| DESCRIPTION OF THE TASK |
An exact copy of every record is the required answer.

| DATA FOR THE TASK |
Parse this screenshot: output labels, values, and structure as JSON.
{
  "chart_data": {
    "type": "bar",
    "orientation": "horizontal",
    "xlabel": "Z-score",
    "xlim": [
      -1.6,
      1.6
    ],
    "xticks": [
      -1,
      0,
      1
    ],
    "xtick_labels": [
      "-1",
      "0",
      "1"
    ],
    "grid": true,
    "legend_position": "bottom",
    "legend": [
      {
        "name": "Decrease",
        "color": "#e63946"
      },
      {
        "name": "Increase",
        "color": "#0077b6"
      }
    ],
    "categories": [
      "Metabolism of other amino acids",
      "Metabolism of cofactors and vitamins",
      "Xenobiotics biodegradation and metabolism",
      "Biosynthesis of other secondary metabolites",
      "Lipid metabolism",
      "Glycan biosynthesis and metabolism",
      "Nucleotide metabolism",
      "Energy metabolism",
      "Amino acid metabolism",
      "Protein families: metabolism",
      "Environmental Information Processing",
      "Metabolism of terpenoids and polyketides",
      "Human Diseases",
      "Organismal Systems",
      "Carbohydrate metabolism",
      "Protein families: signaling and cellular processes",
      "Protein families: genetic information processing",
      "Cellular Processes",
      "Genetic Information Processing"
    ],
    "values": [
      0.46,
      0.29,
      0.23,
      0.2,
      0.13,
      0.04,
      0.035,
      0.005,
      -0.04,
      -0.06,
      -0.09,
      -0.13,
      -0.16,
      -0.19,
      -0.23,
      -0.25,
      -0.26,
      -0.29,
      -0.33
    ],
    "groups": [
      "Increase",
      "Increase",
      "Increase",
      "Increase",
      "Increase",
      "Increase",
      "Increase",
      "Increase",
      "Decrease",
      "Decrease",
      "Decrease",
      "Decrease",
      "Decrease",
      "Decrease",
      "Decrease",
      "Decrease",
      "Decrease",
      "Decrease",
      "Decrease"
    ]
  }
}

| FINAL ANSWER |
Parse this screenshot: output labels, values, and structure as JSON.
{
  "chart_data": {
    "type": "bar",
    "orientation": "horizontal",
    "xlabel": "Z-score",
    "xlim": [
      -1.6,
      1.6
    ],
    "xticks": [
      -1,
      0,
      1
    ],
    "xtick_labels": [
      "-1",
      "0",
      "1"
    ],
    "grid": true,
    "legend_position": "bottom",
    "legend": [
      {
        "name": "Decrease",
        "color": "#e63946"
      },
      {
        "name": "Increase",
        "color": "#0077b6"
      }
    ],
    "categories": [
      "Metabolism of other amino acids",
      "Metabolism of cofactors and vitamins",
      "Xenobiotics biodegradation and metabolism",
      "Biosynthesis of other secondary metabolites",
      "Lipid metabolism",
      "Glycan biosynthesis and metabolism",
      "Nucleotide metabolism",
      "Energy metabolism",
      "Amino acid metabolism",
      "Protein families: metabolism",
      "Environmental Information Processing",
      "Metabolism of terpenoids and polyketides",
      "Human Diseases",
      "Organismal Systems",
      "Carbohydrate metabolism",
      "Protein families: signaling and cellular processes",
      "Protein families: genetic information processing",
      "Cellular Processes",
      "Genetic Information Processing"
    ],
    "values": [
      0.46,
      0.29,
      0.23,
      0.2,
      0.13,
      0.04,
      0.035,
      0.005,
      -0.04,
      -0.06,
      -0.09,
      -0.13,
      -0.16,
      -0.19,
      -0.23,
      -0.25,
      -0.26,
      -0.29,
      -0.33
    ],
    "groups": [
      "Increase",
      "Increase",
      "Increase",
      "Increase",
      "Increase",
      "Increase",
      "Increase",
      "Increase",
      "Decrease",
      "Decrease",
      "Decrease",
      "Decrease",
      "Decrease",
      "Decrease",
      "Decrease",
      "Decrease",
      "Decrease",
      "Decrease",
      "Decrease"
    ]
  }
}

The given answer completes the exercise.